_OBJECTIVE_:
Please copy all the lines that follow, word for word.
>> begin GIVEN DATA
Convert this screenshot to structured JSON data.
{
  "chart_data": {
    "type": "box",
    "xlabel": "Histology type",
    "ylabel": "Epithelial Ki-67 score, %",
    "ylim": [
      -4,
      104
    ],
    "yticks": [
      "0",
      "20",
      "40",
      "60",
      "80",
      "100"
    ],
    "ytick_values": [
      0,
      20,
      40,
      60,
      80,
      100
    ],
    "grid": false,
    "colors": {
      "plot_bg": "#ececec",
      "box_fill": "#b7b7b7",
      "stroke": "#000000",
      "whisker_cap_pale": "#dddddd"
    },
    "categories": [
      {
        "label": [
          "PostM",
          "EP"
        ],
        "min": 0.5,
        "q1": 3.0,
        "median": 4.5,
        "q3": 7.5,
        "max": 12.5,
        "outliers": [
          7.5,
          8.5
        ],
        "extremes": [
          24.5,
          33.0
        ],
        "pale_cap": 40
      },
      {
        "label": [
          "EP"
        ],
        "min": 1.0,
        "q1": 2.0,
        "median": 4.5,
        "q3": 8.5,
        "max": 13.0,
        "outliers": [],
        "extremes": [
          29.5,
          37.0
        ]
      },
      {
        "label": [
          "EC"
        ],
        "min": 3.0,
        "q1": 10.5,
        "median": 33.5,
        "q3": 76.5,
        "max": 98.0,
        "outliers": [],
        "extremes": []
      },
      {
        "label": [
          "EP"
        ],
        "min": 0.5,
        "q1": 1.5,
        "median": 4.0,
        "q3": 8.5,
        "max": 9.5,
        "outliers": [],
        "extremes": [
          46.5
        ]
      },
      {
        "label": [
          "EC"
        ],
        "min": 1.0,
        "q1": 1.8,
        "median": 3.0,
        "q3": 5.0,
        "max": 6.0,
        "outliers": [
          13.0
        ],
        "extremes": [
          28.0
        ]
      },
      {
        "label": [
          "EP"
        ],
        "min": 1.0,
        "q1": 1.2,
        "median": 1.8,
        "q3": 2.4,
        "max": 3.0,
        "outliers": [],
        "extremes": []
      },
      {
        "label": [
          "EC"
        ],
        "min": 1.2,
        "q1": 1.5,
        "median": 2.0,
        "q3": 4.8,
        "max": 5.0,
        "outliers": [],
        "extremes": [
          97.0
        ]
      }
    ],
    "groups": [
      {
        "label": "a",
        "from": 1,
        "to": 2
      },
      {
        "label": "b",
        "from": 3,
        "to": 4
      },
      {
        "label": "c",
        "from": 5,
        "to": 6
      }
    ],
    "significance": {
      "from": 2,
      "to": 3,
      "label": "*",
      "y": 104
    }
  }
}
>> end GIVEN DATA
_THE RESPONSE_:
Convert this screenshot to structured JSON data.
{
  "chart_data": {
    "type": "box",
    "xlabel": "Histology type",
    "ylabel": "Epithelial Ki-67 score, %",
    "ylim": [
      -4,
      104
    ],
    "yticks": [
      "0",
      "20",
      "40",
      "60",
      "80",
      "100"
    ],
    "ytick_values": [
      0,
      20,
      40,
      60,
      80,
      100
    ],
    "grid": false,
    "colors": {
      "plot_bg": "#ececec",
      "box_fill": "#b7b7b7",
      "stroke": "#000000",
      "whisker_cap_pale": "#dddddd"
    },
    "categories": [
      {
        "label": [
          "PostM",
          "EP"
        ],
        "min": 0.5,
        "q1": 3.0,
        "median": 4.5,
        "q3": 7.5,
        "max": 12.5,
        "outliers": [
          7.5,
          8.5
        ],
        "extremes": [
          24.5,
          33.0
        ],
        "pale_cap": 40
      },
      {
        "label": [
          "EP"
        ],
        "min": 1.0,
        "q1": 2.0,
        "median": 4.5,
        "q3": 8.5,
        "max": 13.0,
        "outliers": [],
        "extremes": [
          29.5,
          37.0
        ]
      },
      {
        "label": [
          "EC"
        ],
        "min": 3.0,
        "q1": 10.5,
        "median": 33.5,
        "q3": 76.5,
        "max": 98.0,
        "outliers": [],
        "extremes": []
      },
      {
        "label": [
          "EP"
        ],
        "min": 0.5,
        "q1": 1.5,
        "median": 4.0,
        "q3": 8.5,
        "max": 9.5,
        "outliers": [],
        "extremes": [
          46.5
        ]
      },
      {
        "label": [
          "EC"
        ],
        "min": 1.0,
        "q1": 1.8,
        "median": 3.0,
        "q3": 5.0,
        "max": 6.0,
        "outliers": [
          13.0
        ],
        "extremes": [
          28.0
        ]
      },
      {
        "label": [
          "EP"
        ],
        "min": 1.0,
        "q1": 1.2,
        "median": 1.8,
        "q3": 2.4,
        "max": 3.0,
        "outliers": [],
        "extremes": []
      },
      {
        "label": [
          "EC"
        ],
        "min": 1.2,
        "q1": 1.5,
        "median": 2.0,
        "q3": 4.8,
        "max": 5.0,
        "outliers": [],
        "extremes": [
          97.0
        ]
      }
    ],
    "groups": [
      {
        "label": "a",
        "from": 1,
        "to": 2
      },
      {
        "label": "b",
        "from": 3,
        "to": 4
      },
      {
        "label": "c",
        "from": 5,
        "to": 6
      }
    ],
    "significance": {
      "from": 2,
      "to": 3,
      "label": "*",
      "y": 104
    }
  }
}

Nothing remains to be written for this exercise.